Task to complete:
Spot each line in the records below where the word "Tasks" occurs, then copy it.

----

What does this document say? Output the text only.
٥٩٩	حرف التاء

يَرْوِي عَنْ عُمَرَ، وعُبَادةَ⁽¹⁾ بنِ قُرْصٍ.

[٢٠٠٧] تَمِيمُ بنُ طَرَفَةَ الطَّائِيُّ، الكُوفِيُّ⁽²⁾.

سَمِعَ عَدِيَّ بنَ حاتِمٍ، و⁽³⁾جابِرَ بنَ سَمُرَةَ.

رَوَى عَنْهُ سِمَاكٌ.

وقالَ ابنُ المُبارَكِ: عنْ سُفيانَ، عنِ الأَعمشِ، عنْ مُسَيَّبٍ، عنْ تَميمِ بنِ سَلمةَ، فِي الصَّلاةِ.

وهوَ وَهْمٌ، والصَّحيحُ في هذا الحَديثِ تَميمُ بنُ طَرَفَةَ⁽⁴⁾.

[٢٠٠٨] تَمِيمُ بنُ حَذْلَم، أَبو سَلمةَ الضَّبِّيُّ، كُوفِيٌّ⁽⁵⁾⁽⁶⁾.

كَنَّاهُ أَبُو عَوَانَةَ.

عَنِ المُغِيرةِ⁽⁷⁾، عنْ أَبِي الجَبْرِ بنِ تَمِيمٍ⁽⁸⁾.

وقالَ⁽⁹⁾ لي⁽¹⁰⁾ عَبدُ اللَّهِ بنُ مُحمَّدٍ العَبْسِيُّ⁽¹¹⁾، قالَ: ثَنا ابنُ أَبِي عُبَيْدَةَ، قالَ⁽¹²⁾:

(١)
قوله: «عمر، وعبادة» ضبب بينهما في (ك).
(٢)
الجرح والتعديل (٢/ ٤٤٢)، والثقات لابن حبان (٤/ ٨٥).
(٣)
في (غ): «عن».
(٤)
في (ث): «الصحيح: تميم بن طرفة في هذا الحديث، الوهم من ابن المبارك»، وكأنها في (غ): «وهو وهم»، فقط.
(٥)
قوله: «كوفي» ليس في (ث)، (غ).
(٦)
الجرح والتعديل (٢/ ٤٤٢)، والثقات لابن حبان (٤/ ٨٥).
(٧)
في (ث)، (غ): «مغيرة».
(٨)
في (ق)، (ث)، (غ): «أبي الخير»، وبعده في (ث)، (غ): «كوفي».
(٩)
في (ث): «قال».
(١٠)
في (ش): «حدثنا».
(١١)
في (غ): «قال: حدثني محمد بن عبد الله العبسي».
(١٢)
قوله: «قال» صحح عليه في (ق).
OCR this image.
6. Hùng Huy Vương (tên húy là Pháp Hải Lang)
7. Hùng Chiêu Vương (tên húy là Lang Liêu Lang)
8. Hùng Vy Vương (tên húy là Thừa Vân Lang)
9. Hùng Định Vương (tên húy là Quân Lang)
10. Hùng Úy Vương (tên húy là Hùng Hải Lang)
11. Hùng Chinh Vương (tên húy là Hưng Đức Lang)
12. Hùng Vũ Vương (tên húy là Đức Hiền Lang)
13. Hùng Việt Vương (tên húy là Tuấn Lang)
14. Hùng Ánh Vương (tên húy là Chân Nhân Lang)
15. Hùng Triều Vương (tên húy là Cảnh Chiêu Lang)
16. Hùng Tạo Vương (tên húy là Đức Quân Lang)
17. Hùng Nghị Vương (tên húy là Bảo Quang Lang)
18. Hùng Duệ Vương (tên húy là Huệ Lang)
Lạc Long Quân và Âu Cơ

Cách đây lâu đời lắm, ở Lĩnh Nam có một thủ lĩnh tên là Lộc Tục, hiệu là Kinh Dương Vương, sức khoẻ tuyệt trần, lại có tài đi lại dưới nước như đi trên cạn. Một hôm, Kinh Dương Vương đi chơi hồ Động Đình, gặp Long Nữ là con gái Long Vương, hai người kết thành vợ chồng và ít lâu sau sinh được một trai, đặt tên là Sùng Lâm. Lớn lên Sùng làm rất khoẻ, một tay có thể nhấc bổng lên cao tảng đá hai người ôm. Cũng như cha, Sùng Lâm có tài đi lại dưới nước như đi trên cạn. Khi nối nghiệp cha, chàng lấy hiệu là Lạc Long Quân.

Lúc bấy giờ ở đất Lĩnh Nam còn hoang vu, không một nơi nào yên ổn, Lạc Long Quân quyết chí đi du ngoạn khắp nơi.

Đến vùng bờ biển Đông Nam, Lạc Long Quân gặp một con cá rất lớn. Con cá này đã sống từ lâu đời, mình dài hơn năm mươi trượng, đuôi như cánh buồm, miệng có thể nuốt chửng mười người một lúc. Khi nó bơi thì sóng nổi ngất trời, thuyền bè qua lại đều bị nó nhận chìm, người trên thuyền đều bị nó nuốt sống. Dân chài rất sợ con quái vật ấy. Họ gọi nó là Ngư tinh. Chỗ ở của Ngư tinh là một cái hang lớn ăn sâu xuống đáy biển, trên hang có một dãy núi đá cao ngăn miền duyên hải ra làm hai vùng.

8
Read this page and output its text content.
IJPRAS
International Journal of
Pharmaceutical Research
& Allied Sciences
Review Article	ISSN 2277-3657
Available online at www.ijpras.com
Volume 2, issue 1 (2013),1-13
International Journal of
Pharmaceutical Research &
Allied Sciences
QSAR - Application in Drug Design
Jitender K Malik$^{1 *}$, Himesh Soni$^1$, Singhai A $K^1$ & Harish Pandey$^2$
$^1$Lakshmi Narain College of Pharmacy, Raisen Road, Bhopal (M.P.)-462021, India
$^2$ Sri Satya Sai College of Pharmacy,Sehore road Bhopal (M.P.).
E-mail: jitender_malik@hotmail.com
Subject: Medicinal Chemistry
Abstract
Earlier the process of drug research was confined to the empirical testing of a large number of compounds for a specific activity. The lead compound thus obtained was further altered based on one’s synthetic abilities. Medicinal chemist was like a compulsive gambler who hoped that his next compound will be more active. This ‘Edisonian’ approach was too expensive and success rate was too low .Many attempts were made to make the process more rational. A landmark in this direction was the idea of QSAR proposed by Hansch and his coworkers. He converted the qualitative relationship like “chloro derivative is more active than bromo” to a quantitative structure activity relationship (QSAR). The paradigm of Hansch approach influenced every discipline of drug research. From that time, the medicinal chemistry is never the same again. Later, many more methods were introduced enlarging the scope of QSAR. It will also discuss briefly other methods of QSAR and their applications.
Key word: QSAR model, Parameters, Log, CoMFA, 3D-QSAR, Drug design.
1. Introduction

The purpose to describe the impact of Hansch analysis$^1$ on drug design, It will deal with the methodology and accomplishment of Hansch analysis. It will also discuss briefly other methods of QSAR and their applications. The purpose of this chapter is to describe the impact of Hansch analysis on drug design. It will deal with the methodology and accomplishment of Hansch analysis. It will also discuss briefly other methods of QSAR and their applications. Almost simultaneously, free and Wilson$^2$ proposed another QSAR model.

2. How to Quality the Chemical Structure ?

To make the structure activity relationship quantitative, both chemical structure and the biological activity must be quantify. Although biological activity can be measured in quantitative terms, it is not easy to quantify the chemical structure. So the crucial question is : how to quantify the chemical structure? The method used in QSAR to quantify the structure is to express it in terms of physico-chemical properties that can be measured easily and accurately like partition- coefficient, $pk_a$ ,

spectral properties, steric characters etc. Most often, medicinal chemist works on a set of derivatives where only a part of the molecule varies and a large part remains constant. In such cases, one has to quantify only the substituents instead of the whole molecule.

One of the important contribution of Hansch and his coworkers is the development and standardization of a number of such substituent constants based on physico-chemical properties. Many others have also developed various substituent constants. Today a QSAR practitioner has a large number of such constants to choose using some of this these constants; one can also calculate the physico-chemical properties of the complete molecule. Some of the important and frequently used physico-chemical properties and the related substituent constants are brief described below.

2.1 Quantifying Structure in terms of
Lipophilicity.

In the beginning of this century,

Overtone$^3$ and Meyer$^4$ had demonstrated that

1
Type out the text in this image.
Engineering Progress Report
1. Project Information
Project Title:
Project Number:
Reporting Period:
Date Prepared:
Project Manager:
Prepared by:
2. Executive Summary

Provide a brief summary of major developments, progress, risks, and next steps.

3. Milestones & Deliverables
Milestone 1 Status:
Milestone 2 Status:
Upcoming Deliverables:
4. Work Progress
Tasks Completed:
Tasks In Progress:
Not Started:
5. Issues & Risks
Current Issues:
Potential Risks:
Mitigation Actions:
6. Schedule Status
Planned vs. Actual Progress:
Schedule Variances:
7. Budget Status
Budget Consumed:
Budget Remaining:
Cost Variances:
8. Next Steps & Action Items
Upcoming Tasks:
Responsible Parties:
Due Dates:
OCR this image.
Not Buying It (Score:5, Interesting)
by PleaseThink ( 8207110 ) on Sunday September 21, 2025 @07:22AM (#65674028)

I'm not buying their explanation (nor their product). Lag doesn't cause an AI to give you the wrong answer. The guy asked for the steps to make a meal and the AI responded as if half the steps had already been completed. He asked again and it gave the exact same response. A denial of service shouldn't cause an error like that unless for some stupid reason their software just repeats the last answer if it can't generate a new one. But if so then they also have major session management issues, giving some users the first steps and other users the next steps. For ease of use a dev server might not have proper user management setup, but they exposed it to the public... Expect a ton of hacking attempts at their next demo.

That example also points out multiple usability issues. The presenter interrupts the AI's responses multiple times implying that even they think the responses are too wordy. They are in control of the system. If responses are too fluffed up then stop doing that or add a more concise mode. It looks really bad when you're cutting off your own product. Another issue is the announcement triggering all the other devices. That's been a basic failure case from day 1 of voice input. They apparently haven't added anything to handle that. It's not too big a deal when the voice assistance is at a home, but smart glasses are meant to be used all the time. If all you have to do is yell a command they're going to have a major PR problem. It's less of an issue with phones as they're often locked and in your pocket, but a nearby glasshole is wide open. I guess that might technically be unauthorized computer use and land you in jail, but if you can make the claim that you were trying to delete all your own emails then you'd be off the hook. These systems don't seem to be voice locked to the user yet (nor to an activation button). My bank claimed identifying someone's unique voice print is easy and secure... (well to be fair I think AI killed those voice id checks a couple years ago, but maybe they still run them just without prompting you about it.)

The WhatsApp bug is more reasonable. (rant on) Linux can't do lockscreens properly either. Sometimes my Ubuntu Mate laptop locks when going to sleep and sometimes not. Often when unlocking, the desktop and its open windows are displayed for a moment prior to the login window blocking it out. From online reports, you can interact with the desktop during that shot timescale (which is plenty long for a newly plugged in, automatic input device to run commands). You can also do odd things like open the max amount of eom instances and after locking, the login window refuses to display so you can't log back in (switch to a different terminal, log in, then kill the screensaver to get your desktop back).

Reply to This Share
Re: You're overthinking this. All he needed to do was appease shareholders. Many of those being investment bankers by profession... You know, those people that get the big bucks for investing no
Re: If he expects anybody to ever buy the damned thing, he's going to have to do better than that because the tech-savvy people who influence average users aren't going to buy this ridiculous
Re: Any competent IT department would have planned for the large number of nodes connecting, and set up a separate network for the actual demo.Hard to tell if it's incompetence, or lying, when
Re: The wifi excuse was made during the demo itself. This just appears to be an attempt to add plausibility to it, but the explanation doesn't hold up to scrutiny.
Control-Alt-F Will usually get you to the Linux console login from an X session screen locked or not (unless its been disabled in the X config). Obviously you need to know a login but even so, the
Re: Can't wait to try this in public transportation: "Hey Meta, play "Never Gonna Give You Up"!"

----

Exercise solution:
Tasks Completed:
Tasks In Progress:
Upcoming Tasks:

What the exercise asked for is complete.